### Problem details
Repeat the material verbatim. Images are excluded from the copy.

### Records shown
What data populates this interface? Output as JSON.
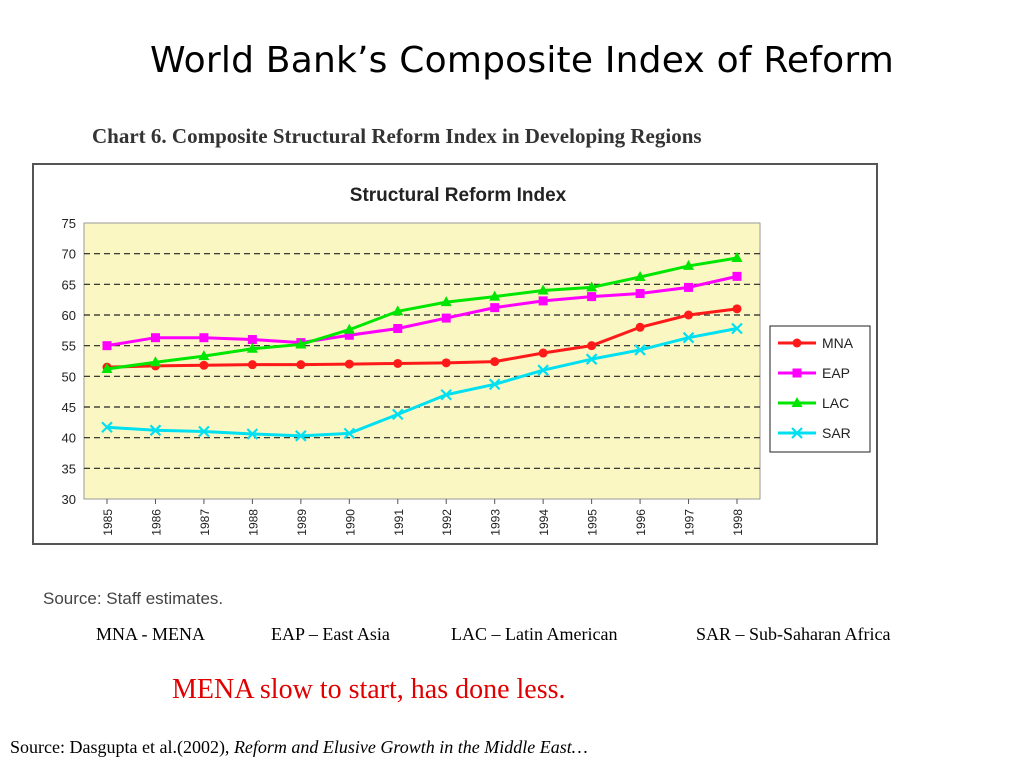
{
  "slide": {
    "title": "World Bank’s Composite Index of Reform",
    "chart_caption": "Chart 6.  Composite Structural Reform Index in Developing Regions",
    "source_note": "Source: Staff estimates.",
    "abbreviations": [
      "MNA - MENA",
      "EAP – East Asia",
      "LAC – Latin American",
      "SAR – Sub-Saharan Africa"
    ],
    "highlight_note": "MENA slow to start, has done less.",
    "citation_prefix": "Source: Dasgupta et al.(2002), ",
    "citation_title": "Reform and Elusive Growth in the Middle East…"
  },
  "chart_data": {
    "type": "line",
    "title": "Structural Reform Index",
    "categories": [
      "1985",
      "1986",
      "1987",
      "1988",
      "1989",
      "1990",
      "1991",
      "1992",
      "1993",
      "1994",
      "1995",
      "1996",
      "1997",
      "1998"
    ],
    "ylim": [
      30,
      75
    ],
    "yticks": [
      30,
      35,
      40,
      45,
      50,
      55,
      60,
      65,
      70,
      75
    ],
    "grid": "dashed horizontal",
    "plot_background": "#fbf7c2",
    "legend_position": "right",
    "series": [
      {
        "name": "MNA",
        "color": "#ff1a1a",
        "marker": "circle",
        "values": [
          51.5,
          51.7,
          51.8,
          51.9,
          51.9,
          52.0,
          52.1,
          52.2,
          52.4,
          53.8,
          55.0,
          58.0,
          60.0,
          61.0
        ]
      },
      {
        "name": "EAP",
        "color": "#ff00ff",
        "marker": "square",
        "values": [
          55.0,
          56.3,
          56.3,
          56.0,
          55.5,
          56.7,
          57.8,
          59.5,
          61.2,
          62.3,
          63.0,
          63.5,
          64.5,
          66.3
        ]
      },
      {
        "name": "LAC",
        "color": "#00e600",
        "marker": "triangle",
        "values": [
          51.2,
          52.3,
          53.3,
          54.5,
          55.2,
          57.6,
          60.6,
          62.1,
          63.0,
          64.0,
          64.5,
          66.2,
          68.0,
          69.3
        ]
      },
      {
        "name": "SAR",
        "color": "#00e0f0",
        "marker": "x",
        "values": [
          41.7,
          41.2,
          41.0,
          40.6,
          40.3,
          40.7,
          43.8,
          47.0,
          48.7,
          51.0,
          52.8,
          54.3,
          56.3,
          57.8
        ]
      }
    ]
  }
}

### Completed task
What data populates this interface? Output as JSON.
{
  "slide": {
    "title": "World Bank’s Composite Index of Reform",
    "chart_caption": "Chart 6.  Composite Structural Reform Index in Developing Regions",
    "source_note": "Source: Staff estimates.",
    "abbreviations": [
      "MNA - MENA",
      "EAP – East Asia",
      "LAC – Latin American",
      "SAR – Sub-Saharan Africa"
    ],
    "highlight_note": "MENA slow to start, has done less.",
    "citation_prefix": "Source: Dasgupta et al.(2002), ",
    "citation_title": "Reform and Elusive Growth in the Middle East…"
  },
  "chart_data": {
    "type": "line",
    "title": "Structural Reform Index",
    "categories": [
      "1985",
      "1986",
      "1987",
      "1988",
      "1989",
      "1990",
      "1991",
      "1992",
      "1993",
      "1994",
      "1995",
      "1996",
      "1997",
      "1998"
    ],
    "ylim": [
      30,
      75
    ],
    "yticks": [
      30,
      35,
      40,
      45,
      50,
      55,
      60,
      65,
      70,
      75
    ],
    "grid": "dashed horizontal",
    "plot_background": "#fbf7c2",
    "legend_position": "right",
    "series": [
      {
        "name": "MNA",
        "color": "#ff1a1a",
        "marker": "circle",
        "values": [
          51.5,
          51.7,
          51.8,
          51.9,
          51.9,
          52.0,
          52.1,
          52.2,
          52.4,
          53.8,
          55.0,
          58.0,
          60.0,
          61.0
        ]
      },
      {
        "name": "EAP",
        "color": "#ff00ff",
        "marker": "square",
        "values": [
          55.0,
          56.3,
          56.3,
          56.0,
          55.5,
          56.7,
          57.8,
          59.5,
          61.2,
          62.3,
          63.0,
          63.5,
          64.5,
          66.3
        ]
      },
      {
        "name": "LAC",
        "color": "#00e600",
        "marker": "triangle",
        "values": [
          51.2,
          52.3,
          53.3,
          54.5,
          55.2,
          57.6,
          60.6,
          62.1,
          63.0,
          64.0,
          64.5,
          66.2,
          68.0,
          69.3
        ]
      },
      {
        "name": "SAR",
        "color": "#00e0f0",
        "marker": "x",
        "values": [
          41.7,
          41.2,
          41.0,
          40.6,
          40.3,
          40.7,
          43.8,
          47.0,
          48.7,
          51.0,
          52.8,
          54.3,
          56.3,
          57.8
        ]
      }
    ]
  }
}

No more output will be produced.